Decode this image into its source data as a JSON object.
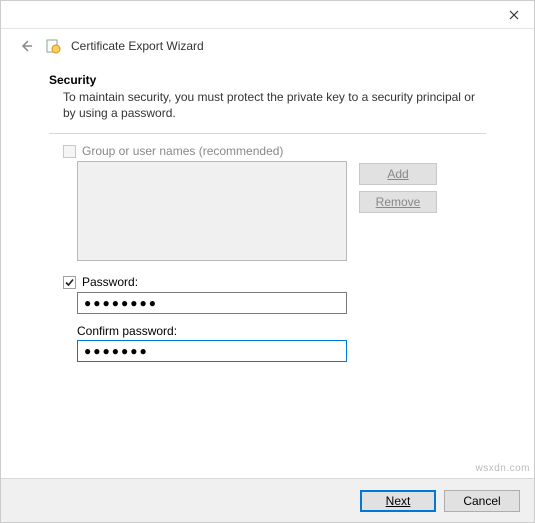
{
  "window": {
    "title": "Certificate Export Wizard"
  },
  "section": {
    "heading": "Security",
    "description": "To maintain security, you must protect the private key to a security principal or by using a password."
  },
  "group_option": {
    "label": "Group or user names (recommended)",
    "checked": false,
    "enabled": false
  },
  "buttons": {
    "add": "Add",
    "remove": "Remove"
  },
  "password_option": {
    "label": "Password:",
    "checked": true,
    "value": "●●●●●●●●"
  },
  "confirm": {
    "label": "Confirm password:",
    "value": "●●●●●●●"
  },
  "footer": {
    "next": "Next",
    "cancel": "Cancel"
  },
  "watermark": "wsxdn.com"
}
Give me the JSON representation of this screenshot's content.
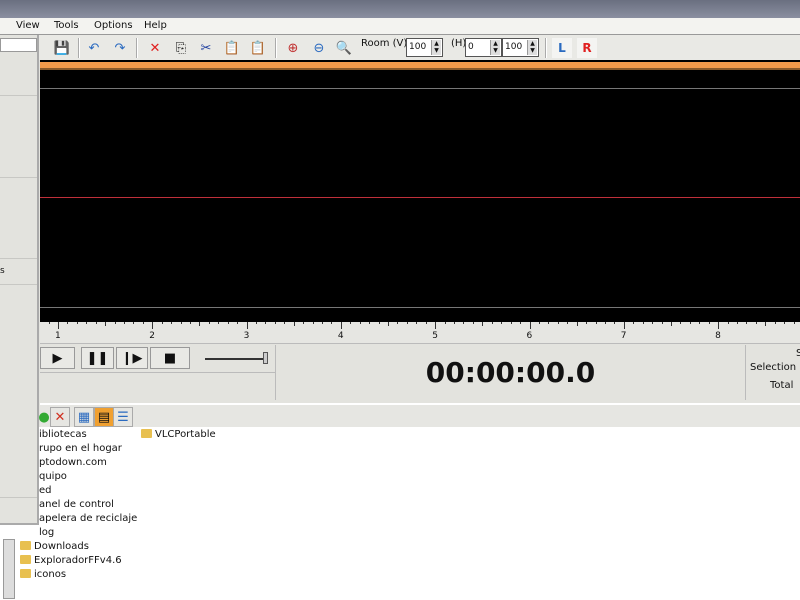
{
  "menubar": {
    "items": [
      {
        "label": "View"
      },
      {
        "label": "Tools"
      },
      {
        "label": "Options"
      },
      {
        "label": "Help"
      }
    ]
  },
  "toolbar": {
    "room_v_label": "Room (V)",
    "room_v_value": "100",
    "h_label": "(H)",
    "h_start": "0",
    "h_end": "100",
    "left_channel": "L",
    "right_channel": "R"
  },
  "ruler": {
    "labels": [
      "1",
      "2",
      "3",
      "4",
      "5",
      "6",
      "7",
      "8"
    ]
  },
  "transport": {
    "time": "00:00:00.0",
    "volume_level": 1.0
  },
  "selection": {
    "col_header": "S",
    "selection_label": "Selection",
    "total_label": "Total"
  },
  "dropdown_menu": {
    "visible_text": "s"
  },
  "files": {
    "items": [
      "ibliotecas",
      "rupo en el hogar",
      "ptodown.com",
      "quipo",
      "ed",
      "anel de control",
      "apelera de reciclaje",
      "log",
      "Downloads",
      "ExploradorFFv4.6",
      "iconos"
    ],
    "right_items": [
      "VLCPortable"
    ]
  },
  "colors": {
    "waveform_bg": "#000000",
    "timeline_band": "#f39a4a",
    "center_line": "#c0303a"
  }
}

————————

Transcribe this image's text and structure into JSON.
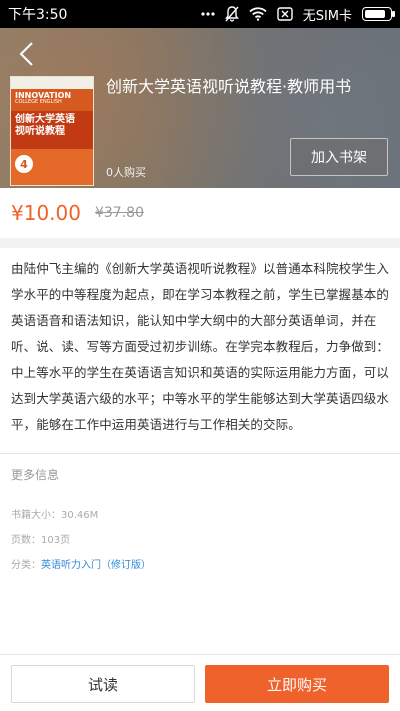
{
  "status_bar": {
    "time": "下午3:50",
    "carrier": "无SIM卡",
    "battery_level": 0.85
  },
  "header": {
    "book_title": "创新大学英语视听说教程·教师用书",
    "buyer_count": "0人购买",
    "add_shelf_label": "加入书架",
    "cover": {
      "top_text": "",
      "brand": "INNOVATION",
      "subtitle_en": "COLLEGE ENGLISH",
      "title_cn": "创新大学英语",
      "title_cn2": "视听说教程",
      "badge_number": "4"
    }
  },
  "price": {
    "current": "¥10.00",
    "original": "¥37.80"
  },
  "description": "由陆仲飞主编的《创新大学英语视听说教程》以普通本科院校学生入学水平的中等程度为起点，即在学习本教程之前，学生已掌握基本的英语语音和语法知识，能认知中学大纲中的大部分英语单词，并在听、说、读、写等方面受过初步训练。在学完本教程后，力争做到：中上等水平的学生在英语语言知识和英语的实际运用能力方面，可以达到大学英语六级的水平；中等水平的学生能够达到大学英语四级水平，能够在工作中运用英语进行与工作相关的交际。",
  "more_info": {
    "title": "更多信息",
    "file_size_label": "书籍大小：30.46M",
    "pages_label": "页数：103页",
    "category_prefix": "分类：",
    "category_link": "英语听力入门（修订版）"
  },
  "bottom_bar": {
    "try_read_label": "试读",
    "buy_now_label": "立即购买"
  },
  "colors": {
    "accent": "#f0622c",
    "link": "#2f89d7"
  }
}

————————

### Directive
Looking at the data above, show all lines where the word "创新大学英语视听说教程" occurs.

### Solution for this exercise
    "book_title": "创新大学英语视听说教程·教师用书",
  "description": "由陆仲飞主编的《创新大学英语视听说教程》以普通本科院校学生入学水平的中等程度为起点，即在学习本教程之前，学生已掌握基本的英语语音和语法知识，能认知中学大纲中的大部分英语单词，并在听、说、读、写等方面受过初步训练。在学完本教程后，力争做到：中上等水平的学生在英语语言知识和英语的实际运用能力方面，可以达到大学英语六级的水平；中等水平的学生能够达到大学英语四级水平，能够在工作中运用英语进行与工作相关的交际。",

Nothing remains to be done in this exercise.